# YOUR GOAL
Transcribe each line of the records below exactly, excluding any embedded images.

Records from a dataset:
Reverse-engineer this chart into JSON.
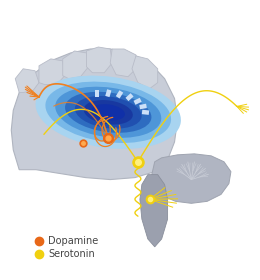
{
  "bg": "#ffffff",
  "cortex_fill": "#c8cdd8",
  "cortex_edge": "#b0b5c0",
  "gyri_fill": "#d0d5de",
  "gyri_edge": "#b8bcc8",
  "cerebellum_fill": "#b0b5c2",
  "cerebellum_edge": "#9fa4b0",
  "brainstem_fill": "#9ba0ae",
  "brainstem_edge": "#8a8f9c",
  "blue1": "#a8d4f0",
  "blue2": "#78b8e8",
  "blue3": "#4e96d8",
  "blue4": "#2e6cc0",
  "blue5": "#2050b0",
  "blue6": "#1838a0",
  "blue_dark": "#1030a8",
  "white_rect": "#cce0f8",
  "dop_col": "#f08020",
  "dop_node": "#e86818",
  "ser_col": "#f0d010",
  "ser_node": "#f0d010",
  "legend_dop": "Dopamine",
  "legend_ser": "Serotonin",
  "lfs": 7
}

# WRITTEN SOLUTION
Reverse-engineer this chart into JSON.
{
  "bg": "#ffffff",
  "cortex_fill": "#c8cdd8",
  "cortex_edge": "#b0b5c0",
  "gyri_fill": "#d0d5de",
  "gyri_edge": "#b8bcc8",
  "cerebellum_fill": "#b0b5c2",
  "cerebellum_edge": "#9fa4b0",
  "brainstem_fill": "#9ba0ae",
  "brainstem_edge": "#8a8f9c",
  "blue1": "#a8d4f0",
  "blue2": "#78b8e8",
  "blue3": "#4e96d8",
  "blue4": "#2e6cc0",
  "blue5": "#2050b0",
  "blue6": "#1838a0",
  "blue_dark": "#1030a8",
  "white_rect": "#cce0f8",
  "dop_col": "#f08020",
  "dop_node": "#e86818",
  "ser_col": "#f0d010",
  "ser_node": "#f0d010",
  "legend_dop": "Dopamine",
  "legend_ser": "Serotonin",
  "lfs": 7
}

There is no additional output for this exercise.